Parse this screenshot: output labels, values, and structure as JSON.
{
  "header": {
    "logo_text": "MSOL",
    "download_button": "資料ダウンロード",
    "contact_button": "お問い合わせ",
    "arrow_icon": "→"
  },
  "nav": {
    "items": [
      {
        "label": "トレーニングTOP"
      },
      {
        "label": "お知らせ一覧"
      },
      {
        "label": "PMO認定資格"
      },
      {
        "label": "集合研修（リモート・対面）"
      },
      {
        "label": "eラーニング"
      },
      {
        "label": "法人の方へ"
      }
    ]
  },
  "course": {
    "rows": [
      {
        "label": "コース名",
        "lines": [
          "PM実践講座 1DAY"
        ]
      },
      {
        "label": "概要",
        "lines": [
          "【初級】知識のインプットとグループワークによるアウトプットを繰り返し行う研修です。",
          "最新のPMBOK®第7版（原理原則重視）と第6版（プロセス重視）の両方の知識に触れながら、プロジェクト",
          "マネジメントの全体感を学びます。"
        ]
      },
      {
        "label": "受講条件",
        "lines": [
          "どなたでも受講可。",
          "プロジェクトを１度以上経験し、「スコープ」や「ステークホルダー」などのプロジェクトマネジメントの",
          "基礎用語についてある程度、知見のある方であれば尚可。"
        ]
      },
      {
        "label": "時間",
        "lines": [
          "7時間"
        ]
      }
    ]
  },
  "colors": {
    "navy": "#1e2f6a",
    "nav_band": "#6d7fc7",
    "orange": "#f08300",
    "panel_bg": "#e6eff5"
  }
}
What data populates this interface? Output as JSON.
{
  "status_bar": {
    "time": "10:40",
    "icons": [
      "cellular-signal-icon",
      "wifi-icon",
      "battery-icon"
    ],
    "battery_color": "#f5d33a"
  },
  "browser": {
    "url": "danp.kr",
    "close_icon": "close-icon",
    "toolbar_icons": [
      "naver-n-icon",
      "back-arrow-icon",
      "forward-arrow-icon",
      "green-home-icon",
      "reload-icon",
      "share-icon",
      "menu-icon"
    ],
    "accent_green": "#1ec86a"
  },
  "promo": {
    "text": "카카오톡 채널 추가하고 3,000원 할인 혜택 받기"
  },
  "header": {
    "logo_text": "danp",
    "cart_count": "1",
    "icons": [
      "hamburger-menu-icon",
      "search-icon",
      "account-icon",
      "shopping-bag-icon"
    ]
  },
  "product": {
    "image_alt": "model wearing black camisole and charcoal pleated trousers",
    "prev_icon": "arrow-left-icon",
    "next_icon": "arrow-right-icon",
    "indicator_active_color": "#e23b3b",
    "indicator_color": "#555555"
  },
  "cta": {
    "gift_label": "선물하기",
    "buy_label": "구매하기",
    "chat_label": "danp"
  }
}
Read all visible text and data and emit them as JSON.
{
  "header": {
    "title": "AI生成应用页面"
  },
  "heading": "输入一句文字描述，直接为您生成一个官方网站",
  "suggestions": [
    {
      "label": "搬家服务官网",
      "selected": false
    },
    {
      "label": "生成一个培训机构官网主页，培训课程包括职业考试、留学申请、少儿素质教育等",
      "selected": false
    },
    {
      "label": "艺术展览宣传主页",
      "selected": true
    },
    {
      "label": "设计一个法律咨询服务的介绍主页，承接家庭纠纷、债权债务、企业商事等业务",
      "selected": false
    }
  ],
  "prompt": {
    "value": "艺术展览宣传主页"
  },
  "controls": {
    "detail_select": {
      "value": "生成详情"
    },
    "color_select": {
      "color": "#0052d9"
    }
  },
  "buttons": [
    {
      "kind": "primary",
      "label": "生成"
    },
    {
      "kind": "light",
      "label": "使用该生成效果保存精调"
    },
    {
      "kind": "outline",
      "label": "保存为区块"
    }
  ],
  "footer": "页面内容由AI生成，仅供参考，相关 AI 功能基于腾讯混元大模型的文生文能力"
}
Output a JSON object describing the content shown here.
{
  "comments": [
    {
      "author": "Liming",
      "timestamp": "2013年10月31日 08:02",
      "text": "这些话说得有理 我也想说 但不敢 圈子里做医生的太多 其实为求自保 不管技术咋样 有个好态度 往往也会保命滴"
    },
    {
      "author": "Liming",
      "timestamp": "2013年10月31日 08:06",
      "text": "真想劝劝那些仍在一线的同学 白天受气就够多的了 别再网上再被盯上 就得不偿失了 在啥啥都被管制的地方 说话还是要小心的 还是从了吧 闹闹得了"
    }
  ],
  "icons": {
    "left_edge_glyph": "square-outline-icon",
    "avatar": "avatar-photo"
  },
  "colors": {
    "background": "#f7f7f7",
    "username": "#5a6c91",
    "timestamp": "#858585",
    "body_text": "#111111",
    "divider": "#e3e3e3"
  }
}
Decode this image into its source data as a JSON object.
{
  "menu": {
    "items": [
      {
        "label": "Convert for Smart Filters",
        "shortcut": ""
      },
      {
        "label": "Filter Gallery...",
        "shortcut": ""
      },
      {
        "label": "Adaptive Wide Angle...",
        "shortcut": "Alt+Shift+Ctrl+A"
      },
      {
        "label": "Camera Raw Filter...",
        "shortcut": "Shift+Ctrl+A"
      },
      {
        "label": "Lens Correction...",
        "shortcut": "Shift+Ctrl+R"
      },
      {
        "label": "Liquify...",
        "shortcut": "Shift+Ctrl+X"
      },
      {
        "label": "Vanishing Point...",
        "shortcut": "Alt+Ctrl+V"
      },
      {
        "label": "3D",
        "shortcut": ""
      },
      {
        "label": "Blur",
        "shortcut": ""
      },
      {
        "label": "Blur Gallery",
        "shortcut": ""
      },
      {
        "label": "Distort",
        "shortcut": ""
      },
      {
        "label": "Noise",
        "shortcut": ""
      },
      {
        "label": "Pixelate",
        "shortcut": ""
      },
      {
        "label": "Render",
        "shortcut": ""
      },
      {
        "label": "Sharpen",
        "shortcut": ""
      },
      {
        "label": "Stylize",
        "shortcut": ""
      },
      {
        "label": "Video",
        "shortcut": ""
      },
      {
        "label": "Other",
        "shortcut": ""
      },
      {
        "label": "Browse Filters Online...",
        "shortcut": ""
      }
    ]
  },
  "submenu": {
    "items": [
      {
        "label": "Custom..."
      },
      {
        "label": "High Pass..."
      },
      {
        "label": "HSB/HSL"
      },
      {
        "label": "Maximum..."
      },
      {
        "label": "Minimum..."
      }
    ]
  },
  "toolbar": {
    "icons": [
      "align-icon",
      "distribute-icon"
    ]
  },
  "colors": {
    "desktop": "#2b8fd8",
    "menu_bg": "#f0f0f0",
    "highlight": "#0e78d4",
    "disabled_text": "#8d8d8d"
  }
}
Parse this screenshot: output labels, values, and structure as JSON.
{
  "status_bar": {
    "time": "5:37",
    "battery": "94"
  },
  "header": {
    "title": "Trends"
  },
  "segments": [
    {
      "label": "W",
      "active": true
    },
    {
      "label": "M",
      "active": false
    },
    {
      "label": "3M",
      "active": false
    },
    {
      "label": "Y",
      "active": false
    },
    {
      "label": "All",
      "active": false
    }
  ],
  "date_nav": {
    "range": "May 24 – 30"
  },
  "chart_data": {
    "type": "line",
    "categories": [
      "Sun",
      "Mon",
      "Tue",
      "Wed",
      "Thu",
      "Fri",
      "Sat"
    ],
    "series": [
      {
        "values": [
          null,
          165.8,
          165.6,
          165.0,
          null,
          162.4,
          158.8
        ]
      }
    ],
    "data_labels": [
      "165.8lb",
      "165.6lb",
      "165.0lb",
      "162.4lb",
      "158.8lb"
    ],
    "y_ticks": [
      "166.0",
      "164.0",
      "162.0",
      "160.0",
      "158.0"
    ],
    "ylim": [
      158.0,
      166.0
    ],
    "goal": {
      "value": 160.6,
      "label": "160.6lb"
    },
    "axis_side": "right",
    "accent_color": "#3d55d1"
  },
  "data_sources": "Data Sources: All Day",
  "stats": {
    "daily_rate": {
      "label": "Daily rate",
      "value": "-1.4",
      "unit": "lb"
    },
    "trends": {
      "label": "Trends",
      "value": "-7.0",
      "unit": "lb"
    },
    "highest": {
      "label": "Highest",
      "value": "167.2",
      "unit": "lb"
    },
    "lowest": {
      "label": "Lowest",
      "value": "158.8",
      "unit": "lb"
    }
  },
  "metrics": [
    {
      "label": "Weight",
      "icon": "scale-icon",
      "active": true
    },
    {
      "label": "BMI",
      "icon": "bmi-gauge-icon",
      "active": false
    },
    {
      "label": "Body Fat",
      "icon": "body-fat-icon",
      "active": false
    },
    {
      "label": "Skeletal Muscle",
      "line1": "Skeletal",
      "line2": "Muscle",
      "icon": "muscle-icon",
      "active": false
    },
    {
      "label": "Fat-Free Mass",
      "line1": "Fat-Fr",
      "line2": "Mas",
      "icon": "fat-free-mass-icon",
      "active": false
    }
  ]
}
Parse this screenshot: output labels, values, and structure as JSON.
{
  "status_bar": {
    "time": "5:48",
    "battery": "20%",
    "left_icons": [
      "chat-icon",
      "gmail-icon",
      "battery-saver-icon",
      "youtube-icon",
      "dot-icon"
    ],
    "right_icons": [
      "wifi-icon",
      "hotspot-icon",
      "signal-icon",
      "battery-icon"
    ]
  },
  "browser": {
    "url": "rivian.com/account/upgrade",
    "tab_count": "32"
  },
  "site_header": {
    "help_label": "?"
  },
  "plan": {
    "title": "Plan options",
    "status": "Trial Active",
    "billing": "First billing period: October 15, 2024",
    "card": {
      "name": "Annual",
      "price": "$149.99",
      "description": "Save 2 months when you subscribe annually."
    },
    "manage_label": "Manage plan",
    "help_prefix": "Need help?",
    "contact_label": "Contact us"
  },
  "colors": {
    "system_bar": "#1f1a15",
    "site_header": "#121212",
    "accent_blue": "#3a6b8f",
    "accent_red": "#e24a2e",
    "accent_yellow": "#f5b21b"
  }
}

::::

EXERCISE AIM:
Look through the records and gather every line containing "Shift".

SOLUTION TO THE EXERCISE:
        "shortcut": "Alt+Shift+Ctrl+A"
        "shortcut": "Shift+Ctrl+A"
        "shortcut": "Shift+Ctrl+R"
        "shortcut": "Shift+Ctrl+X"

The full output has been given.